### WHAT YOU SHOULD DO
Copy every line of the material below word for word.
====
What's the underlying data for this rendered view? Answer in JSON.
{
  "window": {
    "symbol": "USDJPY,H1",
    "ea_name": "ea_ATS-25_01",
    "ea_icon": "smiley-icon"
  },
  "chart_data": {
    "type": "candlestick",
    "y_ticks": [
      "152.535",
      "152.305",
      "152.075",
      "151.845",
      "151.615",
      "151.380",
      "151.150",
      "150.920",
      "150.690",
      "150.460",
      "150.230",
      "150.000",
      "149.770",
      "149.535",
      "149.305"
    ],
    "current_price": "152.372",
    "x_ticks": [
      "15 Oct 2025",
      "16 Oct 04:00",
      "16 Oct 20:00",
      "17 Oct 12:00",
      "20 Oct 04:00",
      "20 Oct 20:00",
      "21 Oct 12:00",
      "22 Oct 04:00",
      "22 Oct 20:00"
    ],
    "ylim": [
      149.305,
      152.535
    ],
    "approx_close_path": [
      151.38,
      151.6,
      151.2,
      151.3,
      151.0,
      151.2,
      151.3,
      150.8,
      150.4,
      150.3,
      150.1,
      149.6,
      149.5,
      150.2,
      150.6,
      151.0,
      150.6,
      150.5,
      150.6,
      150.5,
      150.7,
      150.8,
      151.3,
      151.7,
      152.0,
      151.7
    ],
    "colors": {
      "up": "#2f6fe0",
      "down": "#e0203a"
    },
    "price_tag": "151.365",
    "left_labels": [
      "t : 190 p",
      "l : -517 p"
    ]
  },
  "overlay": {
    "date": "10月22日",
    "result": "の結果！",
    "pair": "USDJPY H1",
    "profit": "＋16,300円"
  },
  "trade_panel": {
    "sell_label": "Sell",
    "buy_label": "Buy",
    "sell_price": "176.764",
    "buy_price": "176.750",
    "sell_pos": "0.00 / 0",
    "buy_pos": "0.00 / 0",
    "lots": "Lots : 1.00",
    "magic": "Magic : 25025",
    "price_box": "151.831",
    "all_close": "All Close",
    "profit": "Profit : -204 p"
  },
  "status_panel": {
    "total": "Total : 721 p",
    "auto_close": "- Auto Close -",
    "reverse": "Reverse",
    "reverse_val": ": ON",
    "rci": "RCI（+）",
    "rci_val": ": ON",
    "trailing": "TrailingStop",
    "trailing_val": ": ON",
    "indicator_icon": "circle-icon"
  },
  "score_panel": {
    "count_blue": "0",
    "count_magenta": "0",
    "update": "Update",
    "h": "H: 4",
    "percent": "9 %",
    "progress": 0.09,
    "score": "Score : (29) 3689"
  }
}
====
### RESULT OF THIS EXERCISE
What's the underlying data for this rendered view? Answer in JSON.
{
  "window": {
    "symbol": "USDJPY,H1",
    "ea_name": "ea_ATS-25_01",
    "ea_icon": "smiley-icon"
  },
  "chart_data": {
    "type": "candlestick",
    "y_ticks": [
      "152.535",
      "152.305",
      "152.075",
      "151.845",
      "151.615",
      "151.380",
      "151.150",
      "150.920",
      "150.690",
      "150.460",
      "150.230",
      "150.000",
      "149.770",
      "149.535",
      "149.305"
    ],
    "current_price": "152.372",
    "x_ticks": [
      "15 Oct 2025",
      "16 Oct 04:00",
      "16 Oct 20:00",
      "17 Oct 12:00",
      "20 Oct 04:00",
      "20 Oct 20:00",
      "21 Oct 12:00",
      "22 Oct 04:00",
      "22 Oct 20:00"
    ],
    "ylim": [
      149.305,
      152.535
    ],
    "approx_close_path": [
      151.38,
      151.6,
      151.2,
      151.3,
      151.0,
      151.2,
      151.3,
      150.8,
      150.4,
      150.3,
      150.1,
      149.6,
      149.5,
      150.2,
      150.6,
      151.0,
      150.6,
      150.5,
      150.6,
      150.5,
      150.7,
      150.8,
      151.3,
      151.7,
      152.0,
      151.7
    ],
    "colors": {
      "up": "#2f6fe0",
      "down": "#e0203a"
    },
    "price_tag": "151.365",
    "left_labels": [
      "t : 190 p",
      "l : -517 p"
    ]
  },
  "overlay": {
    "date": "10月22日",
    "result": "の結果！",
    "pair": "USDJPY H1",
    "profit": "＋16,300円"
  },
  "trade_panel": {
    "sell_label": "Sell",
    "buy_label": "Buy",
    "sell_price": "176.764",
    "buy_price": "176.750",
    "sell_pos": "0.00 / 0",
    "buy_pos": "0.00 / 0",
    "lots": "Lots : 1.00",
    "magic": "Magic : 25025",
    "price_box": "151.831",
    "all_close": "All Close",
    "profit": "Profit : -204 p"
  },
  "status_panel": {
    "total": "Total : 721 p",
    "auto_close": "- Auto Close -",
    "reverse": "Reverse",
    "reverse_val": ": ON",
    "rci": "RCI（+）",
    "rci_val": ": ON",
    "trailing": "TrailingStop",
    "trailing_val": ": ON",
    "indicator_icon": "circle-icon"
  },
  "score_panel": {
    "count_blue": "0",
    "count_magenta": "0",
    "update": "Update",
    "h": "H: 4",
    "percent": "9 %",
    "progress": 0.09,
    "score": "Score : (29) 3689"
  }
}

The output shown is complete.